▶ [Task to complete]:
Gather every line of the entries that includes the word "アークレイ元社員".

▶ [Raw data]:
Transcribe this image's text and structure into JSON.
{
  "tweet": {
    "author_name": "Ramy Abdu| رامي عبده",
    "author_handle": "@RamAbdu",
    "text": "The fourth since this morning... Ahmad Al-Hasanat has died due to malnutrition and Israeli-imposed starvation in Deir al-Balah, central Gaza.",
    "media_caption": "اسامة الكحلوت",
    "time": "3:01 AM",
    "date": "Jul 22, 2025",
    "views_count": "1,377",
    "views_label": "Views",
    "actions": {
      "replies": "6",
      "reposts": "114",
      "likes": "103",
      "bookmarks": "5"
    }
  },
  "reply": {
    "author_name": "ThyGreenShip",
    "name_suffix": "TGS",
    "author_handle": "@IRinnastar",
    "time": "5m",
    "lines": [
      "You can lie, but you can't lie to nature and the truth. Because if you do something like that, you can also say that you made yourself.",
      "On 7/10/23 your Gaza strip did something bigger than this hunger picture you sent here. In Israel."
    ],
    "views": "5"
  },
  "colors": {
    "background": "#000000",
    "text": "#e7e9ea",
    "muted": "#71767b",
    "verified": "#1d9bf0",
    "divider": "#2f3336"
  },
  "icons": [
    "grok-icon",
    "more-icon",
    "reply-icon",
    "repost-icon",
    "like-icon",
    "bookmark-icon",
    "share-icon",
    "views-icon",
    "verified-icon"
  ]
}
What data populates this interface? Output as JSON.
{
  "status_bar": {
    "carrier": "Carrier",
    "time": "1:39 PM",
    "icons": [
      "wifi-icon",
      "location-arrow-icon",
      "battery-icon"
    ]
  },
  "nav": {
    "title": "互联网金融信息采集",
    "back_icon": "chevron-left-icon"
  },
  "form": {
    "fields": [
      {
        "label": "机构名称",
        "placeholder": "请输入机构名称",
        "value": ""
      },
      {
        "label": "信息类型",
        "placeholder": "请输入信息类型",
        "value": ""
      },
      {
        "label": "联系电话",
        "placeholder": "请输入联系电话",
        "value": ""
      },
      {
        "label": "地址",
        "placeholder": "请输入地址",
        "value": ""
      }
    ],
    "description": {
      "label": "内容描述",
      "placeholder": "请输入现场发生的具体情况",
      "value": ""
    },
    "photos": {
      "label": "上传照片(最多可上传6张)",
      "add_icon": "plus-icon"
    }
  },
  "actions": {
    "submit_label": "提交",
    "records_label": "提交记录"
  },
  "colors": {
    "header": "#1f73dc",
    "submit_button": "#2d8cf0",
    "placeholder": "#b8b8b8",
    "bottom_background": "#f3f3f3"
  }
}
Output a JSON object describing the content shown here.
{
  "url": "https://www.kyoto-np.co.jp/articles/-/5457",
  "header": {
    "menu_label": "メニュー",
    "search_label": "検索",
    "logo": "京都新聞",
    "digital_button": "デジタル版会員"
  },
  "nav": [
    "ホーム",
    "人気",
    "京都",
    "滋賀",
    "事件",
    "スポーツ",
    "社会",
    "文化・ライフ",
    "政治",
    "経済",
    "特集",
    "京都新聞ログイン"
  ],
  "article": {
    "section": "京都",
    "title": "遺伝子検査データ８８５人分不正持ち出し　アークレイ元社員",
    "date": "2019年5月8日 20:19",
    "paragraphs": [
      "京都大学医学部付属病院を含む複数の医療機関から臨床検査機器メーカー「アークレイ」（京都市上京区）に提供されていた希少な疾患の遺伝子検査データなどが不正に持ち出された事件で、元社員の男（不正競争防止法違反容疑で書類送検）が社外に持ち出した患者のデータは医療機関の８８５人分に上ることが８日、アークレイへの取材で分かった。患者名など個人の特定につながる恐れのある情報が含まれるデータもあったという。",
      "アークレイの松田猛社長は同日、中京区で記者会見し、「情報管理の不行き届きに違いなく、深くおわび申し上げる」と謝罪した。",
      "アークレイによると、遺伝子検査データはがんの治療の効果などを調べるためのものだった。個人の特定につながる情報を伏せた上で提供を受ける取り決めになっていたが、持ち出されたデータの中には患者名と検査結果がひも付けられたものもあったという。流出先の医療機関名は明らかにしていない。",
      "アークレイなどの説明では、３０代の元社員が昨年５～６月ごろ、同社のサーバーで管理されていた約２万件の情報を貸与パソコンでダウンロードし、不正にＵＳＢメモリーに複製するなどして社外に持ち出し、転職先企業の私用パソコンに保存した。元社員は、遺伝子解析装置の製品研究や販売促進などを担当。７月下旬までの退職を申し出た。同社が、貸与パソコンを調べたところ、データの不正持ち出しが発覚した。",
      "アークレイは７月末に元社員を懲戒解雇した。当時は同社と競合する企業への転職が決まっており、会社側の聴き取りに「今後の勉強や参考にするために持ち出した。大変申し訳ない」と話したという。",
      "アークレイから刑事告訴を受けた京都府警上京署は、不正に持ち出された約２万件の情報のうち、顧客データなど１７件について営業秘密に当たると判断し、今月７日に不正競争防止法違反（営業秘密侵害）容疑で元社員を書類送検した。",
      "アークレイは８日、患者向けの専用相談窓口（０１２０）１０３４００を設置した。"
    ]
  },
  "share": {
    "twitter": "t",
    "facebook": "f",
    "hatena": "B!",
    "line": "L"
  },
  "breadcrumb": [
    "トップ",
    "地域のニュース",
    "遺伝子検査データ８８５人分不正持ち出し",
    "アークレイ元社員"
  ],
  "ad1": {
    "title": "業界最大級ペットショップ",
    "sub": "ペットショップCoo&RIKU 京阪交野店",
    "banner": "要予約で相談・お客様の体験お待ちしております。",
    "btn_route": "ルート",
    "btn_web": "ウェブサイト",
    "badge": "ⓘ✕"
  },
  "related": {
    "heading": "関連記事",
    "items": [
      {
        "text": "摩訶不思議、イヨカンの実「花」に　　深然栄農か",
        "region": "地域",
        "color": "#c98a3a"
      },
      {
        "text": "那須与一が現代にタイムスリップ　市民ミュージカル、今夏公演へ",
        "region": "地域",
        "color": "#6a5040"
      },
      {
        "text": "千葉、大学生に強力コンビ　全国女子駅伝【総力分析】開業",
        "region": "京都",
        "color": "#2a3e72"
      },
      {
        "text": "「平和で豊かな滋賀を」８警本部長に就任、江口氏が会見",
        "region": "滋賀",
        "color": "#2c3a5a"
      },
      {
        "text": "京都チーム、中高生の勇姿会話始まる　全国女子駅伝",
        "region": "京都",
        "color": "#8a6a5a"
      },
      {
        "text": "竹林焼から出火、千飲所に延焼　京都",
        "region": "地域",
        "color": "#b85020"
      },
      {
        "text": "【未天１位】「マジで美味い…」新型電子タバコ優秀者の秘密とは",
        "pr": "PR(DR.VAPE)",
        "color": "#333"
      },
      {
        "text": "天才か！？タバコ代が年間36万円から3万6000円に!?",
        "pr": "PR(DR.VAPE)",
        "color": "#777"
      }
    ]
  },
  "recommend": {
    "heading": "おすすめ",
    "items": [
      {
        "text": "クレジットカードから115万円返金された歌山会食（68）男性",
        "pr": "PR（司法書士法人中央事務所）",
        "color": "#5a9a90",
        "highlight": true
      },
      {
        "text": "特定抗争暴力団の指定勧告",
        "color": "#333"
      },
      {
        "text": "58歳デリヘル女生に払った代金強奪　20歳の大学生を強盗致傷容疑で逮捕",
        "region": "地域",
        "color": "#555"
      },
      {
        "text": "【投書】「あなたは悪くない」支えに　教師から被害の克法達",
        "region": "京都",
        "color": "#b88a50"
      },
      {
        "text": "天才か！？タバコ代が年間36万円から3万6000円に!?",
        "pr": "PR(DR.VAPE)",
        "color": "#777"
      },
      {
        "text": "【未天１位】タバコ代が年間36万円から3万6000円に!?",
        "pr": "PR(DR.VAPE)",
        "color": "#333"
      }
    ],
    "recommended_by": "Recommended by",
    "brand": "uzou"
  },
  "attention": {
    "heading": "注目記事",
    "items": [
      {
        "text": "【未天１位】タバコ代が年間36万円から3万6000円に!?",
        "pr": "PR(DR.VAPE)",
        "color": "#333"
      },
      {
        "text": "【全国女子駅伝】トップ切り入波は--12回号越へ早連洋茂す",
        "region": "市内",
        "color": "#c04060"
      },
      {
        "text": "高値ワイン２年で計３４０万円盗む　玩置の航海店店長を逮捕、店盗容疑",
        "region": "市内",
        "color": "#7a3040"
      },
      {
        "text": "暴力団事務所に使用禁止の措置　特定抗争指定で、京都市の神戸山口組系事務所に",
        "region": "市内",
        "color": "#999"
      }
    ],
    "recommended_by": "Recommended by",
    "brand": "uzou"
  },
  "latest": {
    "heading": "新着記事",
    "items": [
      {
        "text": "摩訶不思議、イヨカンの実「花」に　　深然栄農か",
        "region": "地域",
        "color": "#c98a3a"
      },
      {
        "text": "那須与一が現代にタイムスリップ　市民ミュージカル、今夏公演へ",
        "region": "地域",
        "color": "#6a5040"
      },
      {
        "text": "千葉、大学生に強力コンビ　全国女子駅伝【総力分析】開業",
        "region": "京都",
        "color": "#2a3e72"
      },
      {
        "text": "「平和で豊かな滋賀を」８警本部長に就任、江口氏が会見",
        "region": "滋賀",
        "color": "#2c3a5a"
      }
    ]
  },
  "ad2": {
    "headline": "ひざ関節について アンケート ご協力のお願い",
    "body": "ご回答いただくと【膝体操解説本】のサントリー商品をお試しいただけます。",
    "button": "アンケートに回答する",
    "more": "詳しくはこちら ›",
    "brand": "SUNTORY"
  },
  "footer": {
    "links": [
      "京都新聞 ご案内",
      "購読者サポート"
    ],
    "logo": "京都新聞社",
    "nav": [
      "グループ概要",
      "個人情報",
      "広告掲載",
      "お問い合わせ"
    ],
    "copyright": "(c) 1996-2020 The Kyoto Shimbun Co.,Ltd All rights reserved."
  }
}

▶ [Answer to the problem]:
    "title": "遺伝子検査データ８８５人分不正持ち出し　アークレイ元社員",
    "アークレイ元社員"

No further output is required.